* [Dataset excerpts]
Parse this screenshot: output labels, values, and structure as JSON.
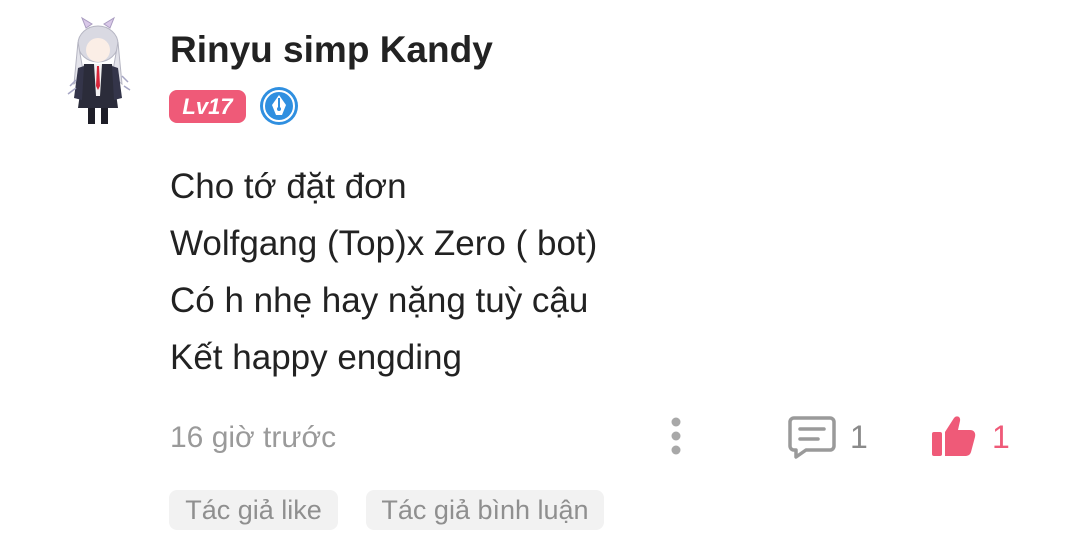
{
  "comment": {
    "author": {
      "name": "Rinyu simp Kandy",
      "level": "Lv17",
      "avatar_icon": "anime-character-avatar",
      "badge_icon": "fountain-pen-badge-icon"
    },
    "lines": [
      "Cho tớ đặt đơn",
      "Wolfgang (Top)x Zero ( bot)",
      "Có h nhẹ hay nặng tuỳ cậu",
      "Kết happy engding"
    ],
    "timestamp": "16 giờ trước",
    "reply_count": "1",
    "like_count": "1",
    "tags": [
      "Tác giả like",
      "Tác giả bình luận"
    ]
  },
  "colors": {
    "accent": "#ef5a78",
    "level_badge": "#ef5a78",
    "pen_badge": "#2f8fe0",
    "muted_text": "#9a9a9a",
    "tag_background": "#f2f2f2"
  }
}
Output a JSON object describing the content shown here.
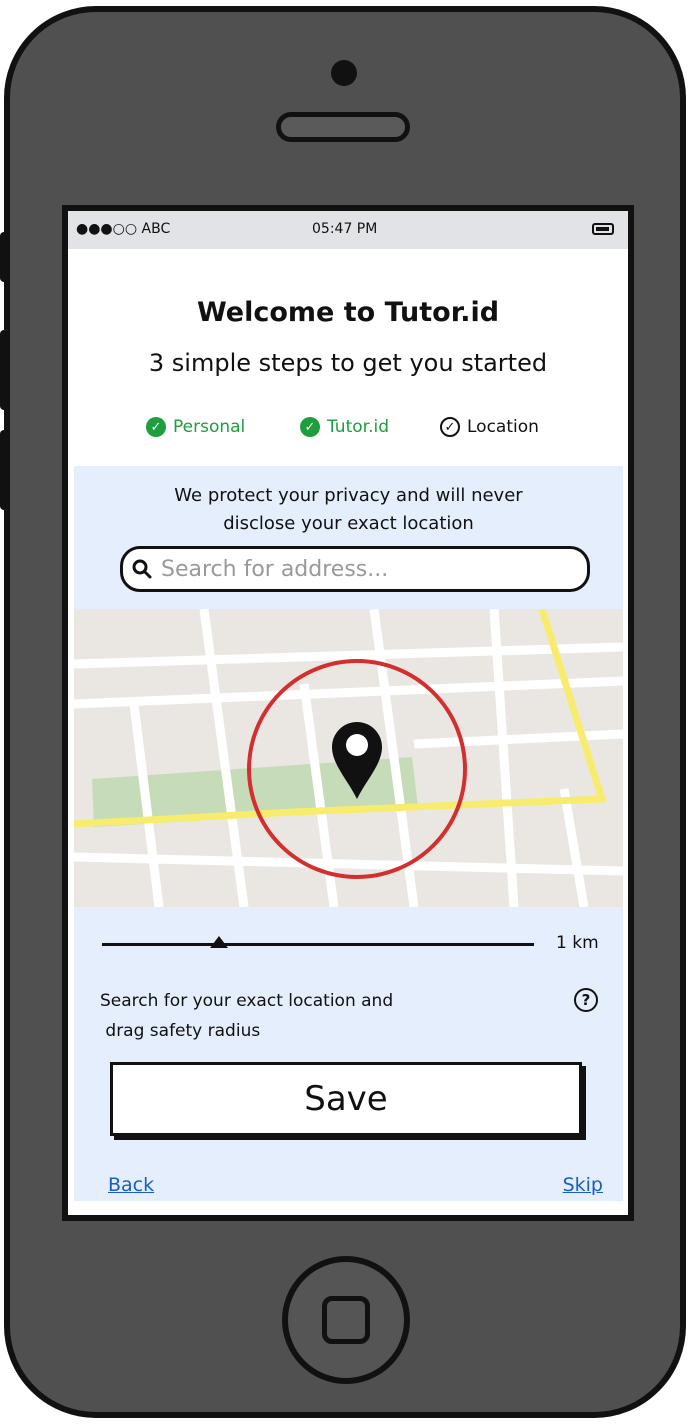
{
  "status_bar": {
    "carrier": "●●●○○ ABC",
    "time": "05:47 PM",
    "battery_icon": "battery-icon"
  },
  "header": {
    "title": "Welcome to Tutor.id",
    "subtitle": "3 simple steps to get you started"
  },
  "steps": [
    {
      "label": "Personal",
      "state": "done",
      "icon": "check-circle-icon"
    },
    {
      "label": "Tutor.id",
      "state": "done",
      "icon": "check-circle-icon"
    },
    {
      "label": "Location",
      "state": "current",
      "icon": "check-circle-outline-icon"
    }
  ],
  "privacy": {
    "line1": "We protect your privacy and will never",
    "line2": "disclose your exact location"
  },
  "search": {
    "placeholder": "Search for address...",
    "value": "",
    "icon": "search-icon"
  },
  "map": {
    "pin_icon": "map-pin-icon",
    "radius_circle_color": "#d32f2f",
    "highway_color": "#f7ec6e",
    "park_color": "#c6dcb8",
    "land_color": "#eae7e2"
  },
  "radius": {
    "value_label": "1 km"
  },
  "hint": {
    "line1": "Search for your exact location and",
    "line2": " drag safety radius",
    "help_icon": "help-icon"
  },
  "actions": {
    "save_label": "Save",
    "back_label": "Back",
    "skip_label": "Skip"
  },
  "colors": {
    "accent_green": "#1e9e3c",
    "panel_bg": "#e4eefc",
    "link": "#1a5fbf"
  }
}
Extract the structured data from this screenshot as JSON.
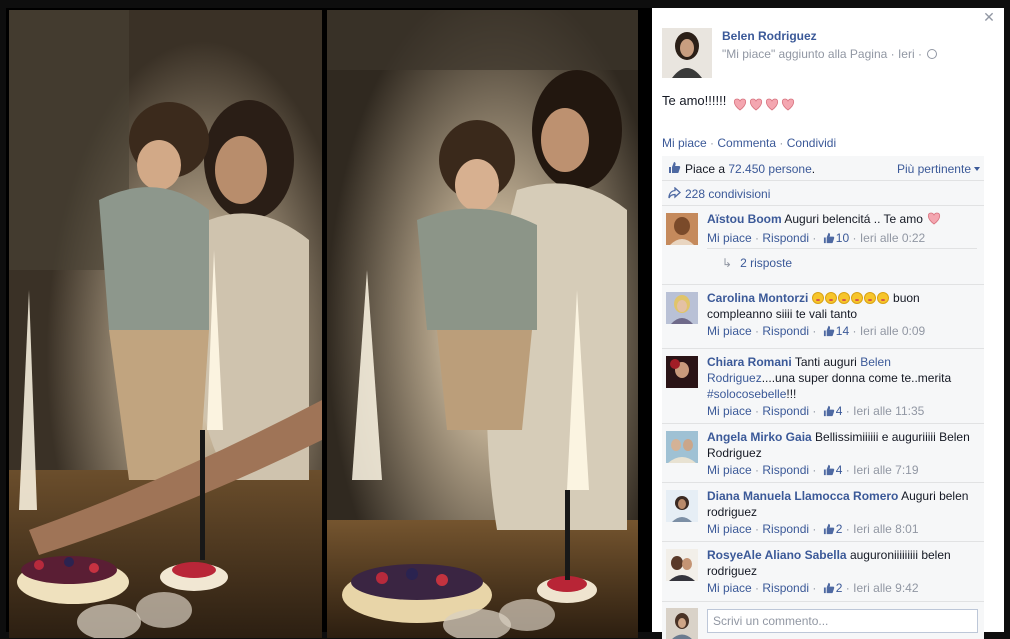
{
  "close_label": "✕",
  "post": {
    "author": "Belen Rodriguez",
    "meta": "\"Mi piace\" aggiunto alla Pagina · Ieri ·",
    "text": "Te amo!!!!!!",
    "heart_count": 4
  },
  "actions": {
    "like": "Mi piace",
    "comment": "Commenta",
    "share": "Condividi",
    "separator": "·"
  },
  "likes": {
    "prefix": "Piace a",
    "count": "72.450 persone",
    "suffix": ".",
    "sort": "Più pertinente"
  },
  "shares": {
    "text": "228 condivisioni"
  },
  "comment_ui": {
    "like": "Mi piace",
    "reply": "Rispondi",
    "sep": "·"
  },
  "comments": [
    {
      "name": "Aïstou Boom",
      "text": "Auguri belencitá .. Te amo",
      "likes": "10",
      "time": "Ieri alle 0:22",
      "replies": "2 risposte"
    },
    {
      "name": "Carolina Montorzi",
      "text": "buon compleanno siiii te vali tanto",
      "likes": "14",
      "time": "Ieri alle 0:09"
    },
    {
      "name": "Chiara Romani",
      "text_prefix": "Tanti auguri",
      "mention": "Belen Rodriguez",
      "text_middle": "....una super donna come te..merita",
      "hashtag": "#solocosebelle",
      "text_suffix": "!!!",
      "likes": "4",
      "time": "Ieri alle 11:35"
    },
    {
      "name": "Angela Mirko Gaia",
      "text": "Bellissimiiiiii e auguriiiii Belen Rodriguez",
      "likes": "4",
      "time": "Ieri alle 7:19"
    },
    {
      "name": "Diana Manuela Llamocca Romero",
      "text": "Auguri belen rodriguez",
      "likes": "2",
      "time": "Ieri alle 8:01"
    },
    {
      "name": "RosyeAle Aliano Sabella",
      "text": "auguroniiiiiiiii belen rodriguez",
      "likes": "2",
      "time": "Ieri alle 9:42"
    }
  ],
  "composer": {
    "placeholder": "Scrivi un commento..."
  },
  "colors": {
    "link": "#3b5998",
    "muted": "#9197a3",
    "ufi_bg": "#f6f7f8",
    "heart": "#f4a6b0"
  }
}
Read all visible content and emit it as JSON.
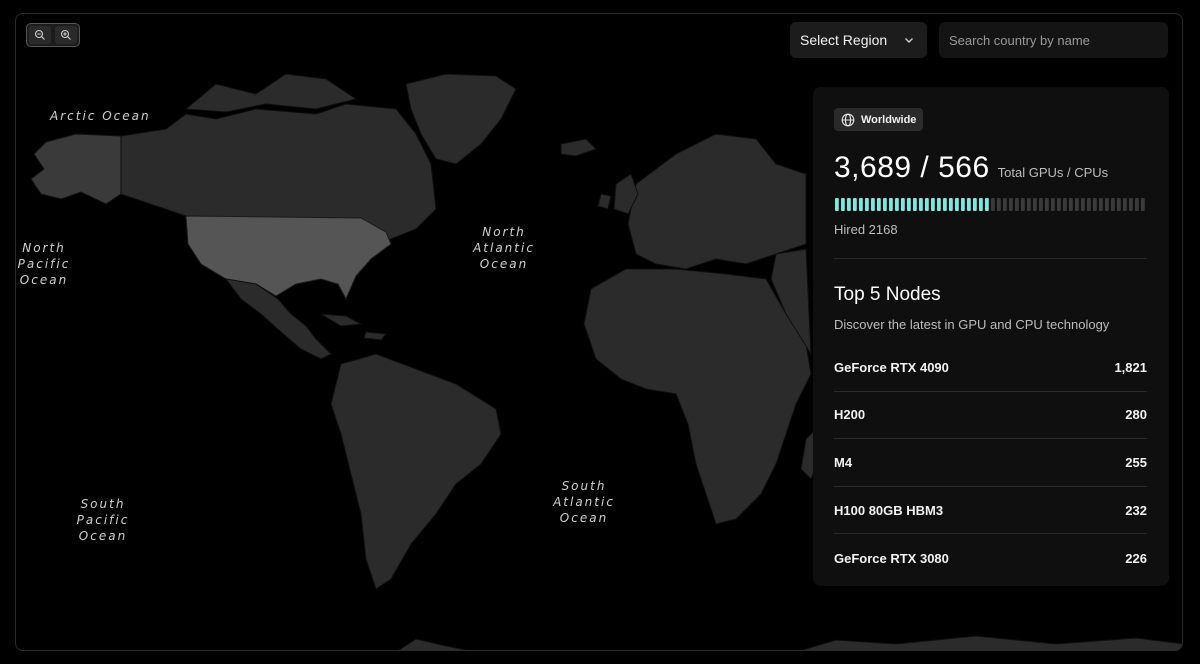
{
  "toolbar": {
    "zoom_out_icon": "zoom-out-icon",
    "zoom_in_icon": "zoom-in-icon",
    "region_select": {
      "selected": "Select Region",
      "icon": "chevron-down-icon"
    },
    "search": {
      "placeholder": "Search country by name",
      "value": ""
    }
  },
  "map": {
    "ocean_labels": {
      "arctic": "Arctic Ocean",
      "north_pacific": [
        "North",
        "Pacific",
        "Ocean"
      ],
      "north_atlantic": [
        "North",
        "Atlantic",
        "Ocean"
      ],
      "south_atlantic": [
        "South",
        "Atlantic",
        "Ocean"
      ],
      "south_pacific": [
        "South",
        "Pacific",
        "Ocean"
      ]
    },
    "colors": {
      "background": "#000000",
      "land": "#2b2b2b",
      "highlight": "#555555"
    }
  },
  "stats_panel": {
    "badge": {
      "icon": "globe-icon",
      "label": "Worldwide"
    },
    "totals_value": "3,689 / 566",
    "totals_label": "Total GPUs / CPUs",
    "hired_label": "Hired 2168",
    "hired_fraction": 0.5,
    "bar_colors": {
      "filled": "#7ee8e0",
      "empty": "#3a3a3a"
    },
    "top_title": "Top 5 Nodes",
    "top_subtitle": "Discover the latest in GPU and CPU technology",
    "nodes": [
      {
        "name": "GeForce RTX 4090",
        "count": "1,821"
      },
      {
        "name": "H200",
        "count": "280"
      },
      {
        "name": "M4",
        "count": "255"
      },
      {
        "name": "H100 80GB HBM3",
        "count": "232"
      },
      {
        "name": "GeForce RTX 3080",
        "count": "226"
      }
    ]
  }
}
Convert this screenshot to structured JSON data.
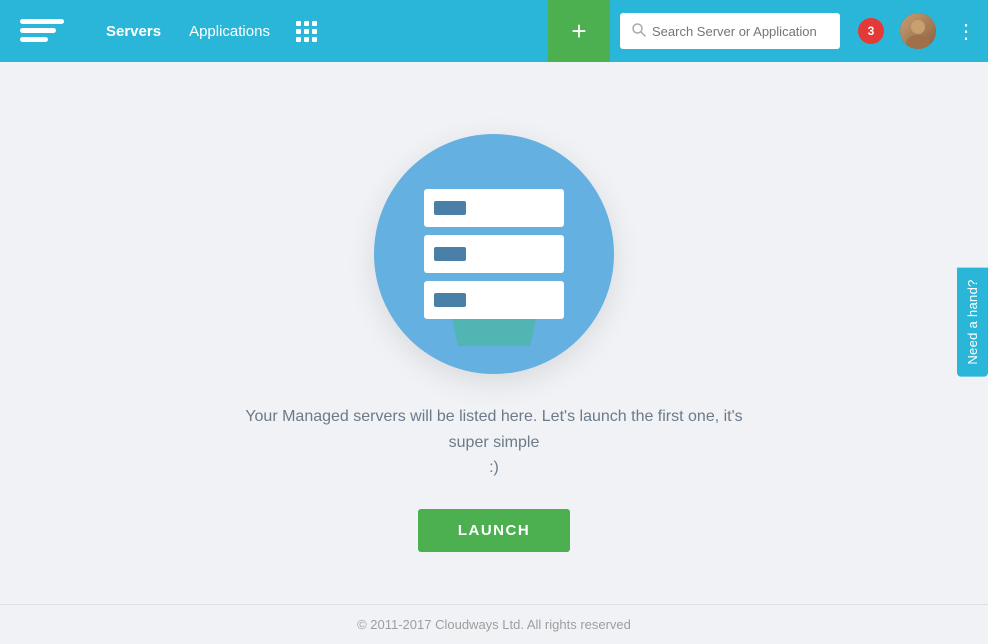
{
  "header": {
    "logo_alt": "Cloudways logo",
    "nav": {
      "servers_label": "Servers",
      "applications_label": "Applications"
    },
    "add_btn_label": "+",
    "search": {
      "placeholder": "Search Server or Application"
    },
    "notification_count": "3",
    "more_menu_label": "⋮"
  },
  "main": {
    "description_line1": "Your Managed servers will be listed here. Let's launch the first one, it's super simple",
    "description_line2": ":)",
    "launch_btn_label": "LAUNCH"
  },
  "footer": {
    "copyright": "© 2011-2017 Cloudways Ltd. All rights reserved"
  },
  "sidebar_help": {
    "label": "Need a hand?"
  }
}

* [Problem statement]
Reproduce the full listing above verbatim, with no pictures included.

* [Answer to this exercise]
Parse this screenshot: output labels, values, and structure as JSON.
{
  "comment": {
    "author": {
      "name": "Rinyu simp Kandy",
      "level": "Lv17",
      "avatar_icon": "anime-character-avatar",
      "badge_icon": "fountain-pen-badge-icon"
    },
    "lines": [
      "Cho tớ đặt đơn",
      "Wolfgang (Top)x Zero ( bot)",
      "Có h nhẹ hay nặng tuỳ cậu",
      "Kết happy engding"
    ],
    "timestamp": "16 giờ trước",
    "reply_count": "1",
    "like_count": "1",
    "tags": [
      "Tác giả like",
      "Tác giả bình luận"
    ]
  },
  "colors": {
    "accent": "#ef5a78",
    "level_badge": "#ef5a78",
    "pen_badge": "#2f8fe0",
    "muted_text": "#9a9a9a",
    "tag_background": "#f2f2f2"
  }
}
Output a JSON object describing the content shown here.
{
  "status_bar": {
    "carrier": "●●●○○ ABC",
    "time": "05:47 PM",
    "battery_icon": "battery-icon"
  },
  "header": {
    "title": "Welcome to Tutor.id",
    "subtitle": "3 simple steps to get you started"
  },
  "steps": [
    {
      "label": "Personal",
      "state": "done",
      "icon": "check-circle-icon"
    },
    {
      "label": "Tutor.id",
      "state": "done",
      "icon": "check-circle-icon"
    },
    {
      "label": "Location",
      "state": "current",
      "icon": "check-circle-outline-icon"
    }
  ],
  "privacy": {
    "line1": "We protect your privacy and will never",
    "line2": "disclose your exact location"
  },
  "search": {
    "placeholder": "Search for address...",
    "value": "",
    "icon": "search-icon"
  },
  "map": {
    "pin_icon": "map-pin-icon",
    "radius_circle_color": "#d32f2f",
    "highway_color": "#f7ec6e",
    "park_color": "#c6dcb8",
    "land_color": "#eae7e2"
  },
  "radius": {
    "value_label": "1 km"
  },
  "hint": {
    "line1": "Search for your exact location and",
    "line2": " drag safety radius",
    "help_icon": "help-icon"
  },
  "actions": {
    "save_label": "Save",
    "back_label": "Back",
    "skip_label": "Skip"
  },
  "colors": {
    "accent_green": "#1e9e3c",
    "panel_bg": "#e4eefc",
    "link": "#1a5fbf"
  }
}
Extract the structured data from this screenshot as JSON.
{
  "close_label": "✕",
  "post": {
    "author": "Belen Rodriguez",
    "meta": "\"Mi piace\" aggiunto alla Pagina · Ieri ·",
    "text": "Te amo!!!!!!",
    "heart_count": 4
  },
  "actions": {
    "like": "Mi piace",
    "comment": "Commenta",
    "share": "Condividi",
    "separator": "·"
  },
  "likes": {
    "prefix": "Piace a",
    "count": "72.450 persone",
    "suffix": ".",
    "sort": "Più pertinente"
  },
  "shares": {
    "text": "228 condivisioni"
  },
  "comment_ui": {
    "like": "Mi piace",
    "reply": "Rispondi",
    "sep": "·"
  },
  "comments": [
    {
      "name": "Aïstou Boom",
      "text": "Auguri belencitá .. Te amo",
      "likes": "10",
      "time": "Ieri alle 0:22",
      "replies": "2 risposte"
    },
    {
      "name": "Carolina Montorzi",
      "text": "buon compleanno siiii te vali tanto",
      "likes": "14",
      "time": "Ieri alle 0:09"
    },
    {
      "name": "Chiara Romani",
      "text_prefix": "Tanti auguri",
      "mention": "Belen Rodriguez",
      "text_middle": "....una super donna come te..merita",
      "hashtag": "#solocosebelle",
      "text_suffix": "!!!",
      "likes": "4",
      "time": "Ieri alle 11:35"
    },
    {
      "name": "Angela Mirko Gaia",
      "text": "Bellissimiiiiii e auguriiiii Belen Rodriguez",
      "likes": "4",
      "time": "Ieri alle 7:19"
    },
    {
      "name": "Diana Manuela Llamocca Romero",
      "text": "Auguri belen rodriguez",
      "likes": "2",
      "time": "Ieri alle 8:01"
    },
    {
      "name": "RosyeAle Aliano Sabella",
      "text": "auguroniiiiiiiii belen rodriguez",
      "likes": "2",
      "time": "Ieri alle 9:42"
    }
  ],
  "composer": {
    "placeholder": "Scrivi un commento..."
  },
  "colors": {
    "link": "#3b5998",
    "muted": "#9197a3",
    "ufi_bg": "#f6f7f8",
    "heart": "#f4a6b0"
  }
}
Read all visible content and emit it as JSON.
{
  "toolbar": {
    "zoom_out_icon": "zoom-out-icon",
    "zoom_in_icon": "zoom-in-icon",
    "region_select": {
      "selected": "Select Region",
      "icon": "chevron-down-icon"
    },
    "search": {
      "placeholder": "Search country by name",
      "value": ""
    }
  },
  "map": {
    "ocean_labels": {
      "arctic": "Arctic Ocean",
      "north_pacific": [
        "North",
        "Pacific",
        "Ocean"
      ],
      "north_atlantic": [
        "North",
        "Atlantic",
        "Ocean"
      ],
      "south_atlantic": [
        "South",
        "Atlantic",
        "Ocean"
      ],
      "south_pacific": [
        "South",
        "Pacific",
        "Ocean"
      ]
    },
    "colors": {
      "background": "#000000",
      "land": "#2b2b2b",
      "highlight": "#555555"
    }
  },
  "stats_panel": {
    "badge": {
      "icon": "globe-icon",
      "label": "Worldwide"
    },
    "totals_value": "3,689 / 566",
    "totals_label": "Total GPUs / CPUs",
    "hired_label": "Hired 2168",
    "hired_fraction": 0.5,
    "bar_colors": {
      "filled": "#7ee8e0",
      "empty": "#3a3a3a"
    },
    "top_title": "Top 5 Nodes",
    "top_subtitle": "Discover the latest in GPU and CPU technology",
    "nodes": [
      {
        "name": "GeForce RTX 4090",
        "count": "1,821"
      },
      {
        "name": "H200",
        "count": "280"
      },
      {
        "name": "M4",
        "count": "255"
      },
      {
        "name": "H100 80GB HBM3",
        "count": "232"
      },
      {
        "name": "GeForce RTX 3080",
        "count": "226"
      }
    ]
  }
}
Convert this screenshot to structured JSON data.
{
  "header": {
    "logo_alt": "Cloudways logo",
    "nav": {
      "servers_label": "Servers",
      "applications_label": "Applications"
    },
    "add_btn_label": "+",
    "search": {
      "placeholder": "Search Server or Application"
    },
    "notification_count": "3",
    "more_menu_label": "⋮"
  },
  "main": {
    "description_line1": "Your Managed servers will be listed here. Let's launch the first one, it's super simple",
    "description_line2": ":)",
    "launch_btn_label": "LAUNCH"
  },
  "footer": {
    "copyright": "© 2011-2017 Cloudways Ltd. All rights reserved"
  },
  "sidebar_help": {
    "label": "Need a hand?"
  }
}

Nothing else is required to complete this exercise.